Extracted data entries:
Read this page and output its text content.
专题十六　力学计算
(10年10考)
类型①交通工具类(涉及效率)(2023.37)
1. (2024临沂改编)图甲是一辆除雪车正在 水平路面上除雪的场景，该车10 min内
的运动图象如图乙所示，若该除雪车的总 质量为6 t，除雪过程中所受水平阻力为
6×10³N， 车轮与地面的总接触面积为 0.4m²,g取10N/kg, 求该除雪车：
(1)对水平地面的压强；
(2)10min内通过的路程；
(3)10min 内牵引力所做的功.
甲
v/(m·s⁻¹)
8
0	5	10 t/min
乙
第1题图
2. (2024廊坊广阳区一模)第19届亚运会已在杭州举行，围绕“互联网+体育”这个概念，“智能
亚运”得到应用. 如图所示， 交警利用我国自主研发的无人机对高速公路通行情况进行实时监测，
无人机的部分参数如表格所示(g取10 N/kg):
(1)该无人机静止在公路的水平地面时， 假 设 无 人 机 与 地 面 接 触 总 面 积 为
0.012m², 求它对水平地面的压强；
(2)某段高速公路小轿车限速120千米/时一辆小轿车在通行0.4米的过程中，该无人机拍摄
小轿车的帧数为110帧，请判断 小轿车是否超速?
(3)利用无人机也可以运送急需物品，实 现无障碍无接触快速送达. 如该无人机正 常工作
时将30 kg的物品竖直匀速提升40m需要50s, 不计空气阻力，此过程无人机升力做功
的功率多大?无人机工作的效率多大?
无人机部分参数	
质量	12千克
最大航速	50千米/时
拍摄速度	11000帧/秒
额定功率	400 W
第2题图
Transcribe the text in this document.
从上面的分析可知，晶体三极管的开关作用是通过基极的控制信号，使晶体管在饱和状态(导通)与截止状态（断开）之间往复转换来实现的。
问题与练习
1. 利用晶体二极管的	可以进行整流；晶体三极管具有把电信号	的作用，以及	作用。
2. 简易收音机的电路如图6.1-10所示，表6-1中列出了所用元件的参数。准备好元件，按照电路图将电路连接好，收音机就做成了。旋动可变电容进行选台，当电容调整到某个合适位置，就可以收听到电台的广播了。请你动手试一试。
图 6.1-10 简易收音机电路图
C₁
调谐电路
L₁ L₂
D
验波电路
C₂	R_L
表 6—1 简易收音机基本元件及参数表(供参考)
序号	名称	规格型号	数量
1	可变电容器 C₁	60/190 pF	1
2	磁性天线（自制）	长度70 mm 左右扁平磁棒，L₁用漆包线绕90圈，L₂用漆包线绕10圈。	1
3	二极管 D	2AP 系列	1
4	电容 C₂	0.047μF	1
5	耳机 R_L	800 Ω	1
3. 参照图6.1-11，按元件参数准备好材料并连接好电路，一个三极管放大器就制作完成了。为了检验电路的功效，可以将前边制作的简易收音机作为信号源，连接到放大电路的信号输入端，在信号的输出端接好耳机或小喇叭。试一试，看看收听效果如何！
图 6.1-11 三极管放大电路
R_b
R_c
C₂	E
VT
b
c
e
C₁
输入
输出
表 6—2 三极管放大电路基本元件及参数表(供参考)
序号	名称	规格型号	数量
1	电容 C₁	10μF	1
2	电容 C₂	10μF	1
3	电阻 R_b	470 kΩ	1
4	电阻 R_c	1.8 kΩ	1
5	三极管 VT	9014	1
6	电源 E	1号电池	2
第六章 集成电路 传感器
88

* _Required work_
Write out every entry above, word for word.

* _Reply_
Read this page and output its text content.
专题十六　力学计算
(10年10考)
类型①交通工具类(涉及效率)(2023.37)
1. (2024临沂改编)图甲是一辆除雪车正在 水平路面上除雪的场景，该车10 min内
的运动图象如图乙所示，若该除雪车的总 质量为6 t，除雪过程中所受水平阻力为
6×10³N， 车轮与地面的总接触面积为 0.4m²,g取10N/kg, 求该除雪车：
(1)对水平地面的压强；
(2)10min内通过的路程；
(3)10min 内牵引力所做的功.
甲
v/(m·s⁻¹)
8
0	5	10 t/min
乙
第1题图
2. (2024廊坊广阳区一模)第19届亚运会已在杭州举行，围绕“互联网+体育”这个概念，“智能
亚运”得到应用. 如图所示， 交警利用我国自主研发的无人机对高速公路通行情况进行实时监测，
无人机的部分参数如表格所示(g取10 N/kg):
(1)该无人机静止在公路的水平地面时， 假 设 无 人 机 与 地 面 接 触 总 面 积 为
0.012m², 求它对水平地面的压强；
(2)某段高速公路小轿车限速120千米/时一辆小轿车在通行0.4米的过程中，该无人机拍摄
小轿车的帧数为110帧，请判断 小轿车是否超速?
(3)利用无人机也可以运送急需物品，实 现无障碍无接触快速送达. 如该无人机正 常工作
时将30 kg的物品竖直匀速提升40m需要50s, 不计空气阻力，此过程无人机升力做功
的功率多大?无人机工作的效率多大?
无人机部分参数	
质量	12千克
最大航速	50千米/时
拍摄速度	11000帧/秒
额定功率	400 W
第2题图
Transcribe the text in this document.
从上面的分析可知，晶体三极管的开关作用是通过基极的控制信号，使晶体管在饱和状态(导通)与截止状态（断开）之间往复转换来实现的。
问题与练习
1. 利用晶体二极管的	可以进行整流；晶体三极管具有把电信号	的作用，以及	作用。
2. 简易收音机的电路如图6.1-10所示，表6-1中列出了所用元件的参数。准备好元件，按照电路图将电路连接好，收音机就做成了。旋动可变电容进行选台，当电容调整到某个合适位置，就可以收听到电台的广播了。请你动手试一试。
图 6.1-10 简易收音机电路图
C₁
调谐电路
L₁ L₂
D
验波电路
C₂	R_L
表 6—1 简易收音机基本元件及参数表(供参考)
序号	名称	规格型号	数量
1	可变电容器 C₁	60/190 pF	1
2	磁性天线（自制）	长度70 mm 左右扁平磁棒，L₁用漆包线绕90圈，L₂用漆包线绕10圈。	1
3	二极管 D	2AP 系列	1
4	电容 C₂	0.047μF	1
5	耳机 R_L	800 Ω	1
3. 参照图6.1-11，按元件参数准备好材料并连接好电路，一个三极管放大器就制作完成了。为了检验电路的功效，可以将前边制作的简易收音机作为信号源，连接到放大电路的信号输入端，在信号的输出端接好耳机或小喇叭。试一试，看看收听效果如何！
图 6.1-11 三极管放大电路
R_b
R_c
C₂	E
VT
b
c
e
C₁
输入
输出
表 6—2 三极管放大电路基本元件及参数表(供参考)
序号	名称	规格型号	数量
1	电容 C₁	10μF	1
2	电容 C₂	10μF	1
3	电阻 R_b	470 kΩ	1
4	电阻 R_c	1.8 kΩ	1
5	三极管 VT	9014	1
6	电源 E	1号电池	2
第六章 集成电路 传感器
88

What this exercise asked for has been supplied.